Filter the data below for the string "står" and copy each matching line.
━━━ DATA TO USE
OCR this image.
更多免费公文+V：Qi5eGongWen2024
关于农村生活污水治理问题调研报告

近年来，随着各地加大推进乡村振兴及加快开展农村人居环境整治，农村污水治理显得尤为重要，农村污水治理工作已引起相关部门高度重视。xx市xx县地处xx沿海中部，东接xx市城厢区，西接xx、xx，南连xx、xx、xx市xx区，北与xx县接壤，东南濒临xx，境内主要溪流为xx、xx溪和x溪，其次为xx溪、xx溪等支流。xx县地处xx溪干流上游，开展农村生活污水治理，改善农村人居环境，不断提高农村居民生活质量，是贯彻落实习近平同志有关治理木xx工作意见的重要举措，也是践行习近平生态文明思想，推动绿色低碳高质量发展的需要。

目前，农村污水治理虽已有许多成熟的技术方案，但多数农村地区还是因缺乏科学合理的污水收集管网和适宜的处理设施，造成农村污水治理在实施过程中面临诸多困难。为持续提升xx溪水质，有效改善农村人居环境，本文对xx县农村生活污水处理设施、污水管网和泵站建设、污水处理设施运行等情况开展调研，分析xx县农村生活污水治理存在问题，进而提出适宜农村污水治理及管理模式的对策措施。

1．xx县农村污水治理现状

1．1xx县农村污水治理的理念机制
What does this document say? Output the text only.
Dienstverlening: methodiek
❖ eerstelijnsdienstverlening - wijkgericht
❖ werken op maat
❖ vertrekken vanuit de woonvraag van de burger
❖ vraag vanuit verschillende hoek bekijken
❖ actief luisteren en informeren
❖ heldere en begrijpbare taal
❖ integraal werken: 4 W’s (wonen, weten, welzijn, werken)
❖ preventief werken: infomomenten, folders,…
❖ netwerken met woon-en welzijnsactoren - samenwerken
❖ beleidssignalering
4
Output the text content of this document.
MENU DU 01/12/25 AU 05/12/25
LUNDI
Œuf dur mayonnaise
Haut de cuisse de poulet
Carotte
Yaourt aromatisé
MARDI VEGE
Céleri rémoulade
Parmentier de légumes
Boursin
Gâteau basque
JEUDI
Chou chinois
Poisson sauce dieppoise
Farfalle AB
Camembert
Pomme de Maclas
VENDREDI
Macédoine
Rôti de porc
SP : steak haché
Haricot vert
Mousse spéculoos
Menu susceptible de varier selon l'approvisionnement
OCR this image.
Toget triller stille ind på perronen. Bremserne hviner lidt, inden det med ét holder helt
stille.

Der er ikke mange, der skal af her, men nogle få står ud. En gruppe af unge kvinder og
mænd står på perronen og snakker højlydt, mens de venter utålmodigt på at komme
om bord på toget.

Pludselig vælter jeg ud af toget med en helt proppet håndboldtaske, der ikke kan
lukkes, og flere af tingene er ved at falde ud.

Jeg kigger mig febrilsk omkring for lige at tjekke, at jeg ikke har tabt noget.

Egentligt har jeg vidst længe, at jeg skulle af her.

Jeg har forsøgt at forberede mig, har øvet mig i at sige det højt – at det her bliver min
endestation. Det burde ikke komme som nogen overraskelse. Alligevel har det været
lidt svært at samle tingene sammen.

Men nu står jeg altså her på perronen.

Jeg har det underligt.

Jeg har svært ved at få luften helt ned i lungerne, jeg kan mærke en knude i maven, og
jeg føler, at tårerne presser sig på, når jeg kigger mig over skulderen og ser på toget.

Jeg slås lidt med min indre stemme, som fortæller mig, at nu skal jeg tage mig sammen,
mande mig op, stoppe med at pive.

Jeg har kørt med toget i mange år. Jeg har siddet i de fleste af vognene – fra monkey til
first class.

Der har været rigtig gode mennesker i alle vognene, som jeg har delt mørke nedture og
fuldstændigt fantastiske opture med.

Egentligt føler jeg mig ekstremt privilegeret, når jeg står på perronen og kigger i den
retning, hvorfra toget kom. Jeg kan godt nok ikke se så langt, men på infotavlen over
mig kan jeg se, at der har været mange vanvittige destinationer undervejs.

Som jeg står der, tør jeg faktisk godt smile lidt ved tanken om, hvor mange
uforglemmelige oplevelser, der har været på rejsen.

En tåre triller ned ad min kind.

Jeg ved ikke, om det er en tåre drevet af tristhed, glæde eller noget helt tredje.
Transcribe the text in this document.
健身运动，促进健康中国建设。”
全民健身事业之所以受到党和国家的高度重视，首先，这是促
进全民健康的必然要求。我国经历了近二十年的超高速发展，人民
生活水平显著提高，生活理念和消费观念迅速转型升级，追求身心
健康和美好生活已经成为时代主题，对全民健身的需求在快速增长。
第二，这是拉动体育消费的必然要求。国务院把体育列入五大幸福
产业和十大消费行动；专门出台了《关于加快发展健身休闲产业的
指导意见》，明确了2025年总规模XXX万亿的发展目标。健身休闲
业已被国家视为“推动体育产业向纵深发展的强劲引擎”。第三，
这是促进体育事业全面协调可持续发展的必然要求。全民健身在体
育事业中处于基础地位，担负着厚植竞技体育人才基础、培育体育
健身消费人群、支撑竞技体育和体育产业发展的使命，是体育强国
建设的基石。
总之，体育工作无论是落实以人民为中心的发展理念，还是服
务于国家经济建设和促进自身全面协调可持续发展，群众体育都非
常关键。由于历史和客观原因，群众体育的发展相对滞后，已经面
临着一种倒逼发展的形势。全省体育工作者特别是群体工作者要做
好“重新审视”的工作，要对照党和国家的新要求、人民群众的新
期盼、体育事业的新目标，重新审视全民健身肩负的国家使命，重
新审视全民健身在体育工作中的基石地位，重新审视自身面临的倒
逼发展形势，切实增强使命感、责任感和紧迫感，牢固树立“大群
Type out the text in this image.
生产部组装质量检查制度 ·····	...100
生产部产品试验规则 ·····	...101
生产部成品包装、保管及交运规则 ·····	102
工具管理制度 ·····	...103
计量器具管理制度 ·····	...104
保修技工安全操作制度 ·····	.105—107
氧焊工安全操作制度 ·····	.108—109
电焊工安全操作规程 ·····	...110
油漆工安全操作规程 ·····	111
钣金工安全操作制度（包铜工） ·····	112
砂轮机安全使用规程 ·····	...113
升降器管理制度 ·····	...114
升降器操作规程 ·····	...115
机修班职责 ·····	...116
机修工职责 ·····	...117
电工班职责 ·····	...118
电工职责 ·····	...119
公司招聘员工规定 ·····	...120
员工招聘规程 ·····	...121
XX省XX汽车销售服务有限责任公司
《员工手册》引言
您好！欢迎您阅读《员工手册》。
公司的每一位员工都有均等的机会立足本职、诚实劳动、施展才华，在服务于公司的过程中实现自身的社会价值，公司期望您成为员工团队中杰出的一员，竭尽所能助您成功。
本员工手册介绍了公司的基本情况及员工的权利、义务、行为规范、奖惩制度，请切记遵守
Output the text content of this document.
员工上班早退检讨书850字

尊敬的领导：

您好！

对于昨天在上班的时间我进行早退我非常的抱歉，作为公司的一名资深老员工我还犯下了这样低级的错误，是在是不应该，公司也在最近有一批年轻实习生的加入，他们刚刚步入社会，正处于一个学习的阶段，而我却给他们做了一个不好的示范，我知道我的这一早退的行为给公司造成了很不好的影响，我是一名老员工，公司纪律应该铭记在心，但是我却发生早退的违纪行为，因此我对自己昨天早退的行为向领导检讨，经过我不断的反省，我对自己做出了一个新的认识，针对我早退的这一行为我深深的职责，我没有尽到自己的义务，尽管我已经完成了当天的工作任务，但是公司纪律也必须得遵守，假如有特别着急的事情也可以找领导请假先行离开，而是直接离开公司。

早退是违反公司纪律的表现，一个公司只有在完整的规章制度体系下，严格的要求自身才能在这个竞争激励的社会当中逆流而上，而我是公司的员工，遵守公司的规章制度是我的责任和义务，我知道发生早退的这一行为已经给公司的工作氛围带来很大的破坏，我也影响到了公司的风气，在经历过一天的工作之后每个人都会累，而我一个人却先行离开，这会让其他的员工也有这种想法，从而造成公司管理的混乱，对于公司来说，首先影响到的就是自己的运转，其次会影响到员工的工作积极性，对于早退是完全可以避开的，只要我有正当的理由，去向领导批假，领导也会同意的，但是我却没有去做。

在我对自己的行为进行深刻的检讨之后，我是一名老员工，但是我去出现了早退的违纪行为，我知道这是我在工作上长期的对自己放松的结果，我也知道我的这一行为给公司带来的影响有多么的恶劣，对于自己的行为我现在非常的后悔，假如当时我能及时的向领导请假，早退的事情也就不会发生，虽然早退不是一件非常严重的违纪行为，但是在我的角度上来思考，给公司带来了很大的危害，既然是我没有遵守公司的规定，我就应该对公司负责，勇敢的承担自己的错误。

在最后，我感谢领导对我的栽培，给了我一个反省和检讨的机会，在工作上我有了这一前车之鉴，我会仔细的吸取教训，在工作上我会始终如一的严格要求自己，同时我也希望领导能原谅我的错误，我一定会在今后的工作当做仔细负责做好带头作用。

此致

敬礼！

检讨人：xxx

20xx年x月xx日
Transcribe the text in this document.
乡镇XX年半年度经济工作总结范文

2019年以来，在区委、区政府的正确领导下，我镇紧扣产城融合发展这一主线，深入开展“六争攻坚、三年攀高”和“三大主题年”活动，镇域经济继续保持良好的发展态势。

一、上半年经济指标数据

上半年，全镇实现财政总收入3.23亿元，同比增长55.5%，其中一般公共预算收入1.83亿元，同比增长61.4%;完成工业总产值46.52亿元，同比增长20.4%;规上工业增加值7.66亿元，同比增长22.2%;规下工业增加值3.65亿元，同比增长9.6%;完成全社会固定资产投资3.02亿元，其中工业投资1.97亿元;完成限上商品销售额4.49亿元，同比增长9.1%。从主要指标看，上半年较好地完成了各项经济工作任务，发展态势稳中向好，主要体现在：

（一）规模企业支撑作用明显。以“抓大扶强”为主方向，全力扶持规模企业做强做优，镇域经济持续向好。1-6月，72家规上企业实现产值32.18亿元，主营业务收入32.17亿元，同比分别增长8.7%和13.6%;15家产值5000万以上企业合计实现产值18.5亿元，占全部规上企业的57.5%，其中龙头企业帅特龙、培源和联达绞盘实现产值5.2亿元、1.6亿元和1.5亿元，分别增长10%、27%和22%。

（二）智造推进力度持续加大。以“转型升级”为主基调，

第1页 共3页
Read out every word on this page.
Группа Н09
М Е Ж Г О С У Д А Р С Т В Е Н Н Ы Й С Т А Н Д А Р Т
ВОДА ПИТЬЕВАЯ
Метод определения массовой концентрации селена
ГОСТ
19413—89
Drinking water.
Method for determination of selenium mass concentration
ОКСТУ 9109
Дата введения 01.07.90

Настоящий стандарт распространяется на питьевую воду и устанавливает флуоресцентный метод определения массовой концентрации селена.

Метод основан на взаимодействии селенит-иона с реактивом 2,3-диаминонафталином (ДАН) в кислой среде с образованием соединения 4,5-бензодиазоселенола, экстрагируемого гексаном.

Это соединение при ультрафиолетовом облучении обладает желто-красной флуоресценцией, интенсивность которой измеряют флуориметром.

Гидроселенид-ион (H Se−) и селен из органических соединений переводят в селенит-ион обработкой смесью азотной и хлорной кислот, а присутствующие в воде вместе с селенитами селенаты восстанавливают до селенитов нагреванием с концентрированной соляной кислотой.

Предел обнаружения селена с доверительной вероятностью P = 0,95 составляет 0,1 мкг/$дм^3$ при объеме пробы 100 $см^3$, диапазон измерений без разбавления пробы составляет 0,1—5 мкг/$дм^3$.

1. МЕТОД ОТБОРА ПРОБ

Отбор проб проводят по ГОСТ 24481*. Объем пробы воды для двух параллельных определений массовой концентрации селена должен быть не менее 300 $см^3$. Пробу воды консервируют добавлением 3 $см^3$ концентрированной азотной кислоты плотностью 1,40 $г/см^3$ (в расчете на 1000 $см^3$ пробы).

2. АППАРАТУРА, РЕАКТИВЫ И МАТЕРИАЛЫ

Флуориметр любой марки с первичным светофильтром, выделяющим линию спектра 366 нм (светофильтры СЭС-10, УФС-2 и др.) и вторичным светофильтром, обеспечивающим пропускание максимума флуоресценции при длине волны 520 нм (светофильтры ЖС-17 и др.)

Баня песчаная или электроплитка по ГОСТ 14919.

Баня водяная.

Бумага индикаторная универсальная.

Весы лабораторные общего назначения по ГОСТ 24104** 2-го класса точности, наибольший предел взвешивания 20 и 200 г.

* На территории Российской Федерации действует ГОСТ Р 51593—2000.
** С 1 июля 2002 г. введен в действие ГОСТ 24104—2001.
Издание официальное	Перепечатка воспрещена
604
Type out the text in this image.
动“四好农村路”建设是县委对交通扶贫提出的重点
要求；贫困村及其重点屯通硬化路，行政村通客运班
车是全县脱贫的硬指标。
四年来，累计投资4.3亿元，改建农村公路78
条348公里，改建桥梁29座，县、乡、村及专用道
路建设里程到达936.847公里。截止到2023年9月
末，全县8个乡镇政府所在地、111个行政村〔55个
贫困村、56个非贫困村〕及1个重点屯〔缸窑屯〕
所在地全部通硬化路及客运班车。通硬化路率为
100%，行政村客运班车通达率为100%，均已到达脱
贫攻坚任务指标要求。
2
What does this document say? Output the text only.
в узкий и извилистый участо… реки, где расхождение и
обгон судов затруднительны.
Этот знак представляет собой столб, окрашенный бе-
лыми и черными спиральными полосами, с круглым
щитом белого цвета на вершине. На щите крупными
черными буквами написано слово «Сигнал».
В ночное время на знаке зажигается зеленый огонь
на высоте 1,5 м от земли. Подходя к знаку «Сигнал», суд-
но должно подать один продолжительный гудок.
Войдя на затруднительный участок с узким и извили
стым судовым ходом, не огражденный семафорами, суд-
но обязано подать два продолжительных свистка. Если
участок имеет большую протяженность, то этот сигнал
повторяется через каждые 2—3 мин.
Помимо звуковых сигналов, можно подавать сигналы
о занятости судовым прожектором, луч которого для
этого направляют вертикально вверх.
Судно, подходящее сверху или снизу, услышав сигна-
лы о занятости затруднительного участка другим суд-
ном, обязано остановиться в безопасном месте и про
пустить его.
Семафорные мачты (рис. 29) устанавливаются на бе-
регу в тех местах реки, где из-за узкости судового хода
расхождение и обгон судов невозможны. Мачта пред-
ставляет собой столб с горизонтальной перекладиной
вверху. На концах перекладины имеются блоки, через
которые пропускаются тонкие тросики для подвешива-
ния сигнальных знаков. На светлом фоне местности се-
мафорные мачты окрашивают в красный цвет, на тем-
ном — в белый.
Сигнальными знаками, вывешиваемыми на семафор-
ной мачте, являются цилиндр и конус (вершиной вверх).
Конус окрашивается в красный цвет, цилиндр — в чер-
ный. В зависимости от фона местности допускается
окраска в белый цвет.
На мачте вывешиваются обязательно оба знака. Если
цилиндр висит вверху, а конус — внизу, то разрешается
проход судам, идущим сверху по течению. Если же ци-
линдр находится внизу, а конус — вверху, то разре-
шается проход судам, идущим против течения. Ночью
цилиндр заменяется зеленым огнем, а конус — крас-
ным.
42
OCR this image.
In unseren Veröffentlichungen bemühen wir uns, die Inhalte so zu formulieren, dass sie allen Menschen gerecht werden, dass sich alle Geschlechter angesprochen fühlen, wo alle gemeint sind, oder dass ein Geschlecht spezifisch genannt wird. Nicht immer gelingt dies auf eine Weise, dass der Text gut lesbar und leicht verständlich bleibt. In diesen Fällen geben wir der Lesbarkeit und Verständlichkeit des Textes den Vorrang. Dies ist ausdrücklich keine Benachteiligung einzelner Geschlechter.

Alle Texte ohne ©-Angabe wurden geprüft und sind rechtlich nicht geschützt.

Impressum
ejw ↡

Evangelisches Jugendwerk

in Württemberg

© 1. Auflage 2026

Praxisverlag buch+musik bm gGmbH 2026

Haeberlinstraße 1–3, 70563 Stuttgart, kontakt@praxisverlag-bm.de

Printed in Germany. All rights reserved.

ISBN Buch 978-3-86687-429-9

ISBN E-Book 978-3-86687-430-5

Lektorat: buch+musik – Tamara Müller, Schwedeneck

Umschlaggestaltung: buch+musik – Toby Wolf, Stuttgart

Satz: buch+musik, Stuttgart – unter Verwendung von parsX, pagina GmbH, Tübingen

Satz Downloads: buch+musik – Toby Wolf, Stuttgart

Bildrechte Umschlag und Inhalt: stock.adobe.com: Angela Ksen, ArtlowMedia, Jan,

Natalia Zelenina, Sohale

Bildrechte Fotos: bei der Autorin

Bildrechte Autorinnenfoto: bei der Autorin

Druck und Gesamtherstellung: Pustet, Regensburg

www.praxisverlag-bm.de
━━━━━━
> [RESPONSE]:
Der er ikke mange, der skal af her, men nogle få står ud. En gruppe af unge kvinder og
mænd står på perronen og snakker højlydt, mens de venter utålmodigt på at komme
Men nu står jeg altså her på perronen.
Egentligt føler jeg mig ekstremt privilegeret, når jeg står på perronen og kigger i den
Som jeg står der, tør jeg faktisk godt smile lidt ved tanken om, hvor mange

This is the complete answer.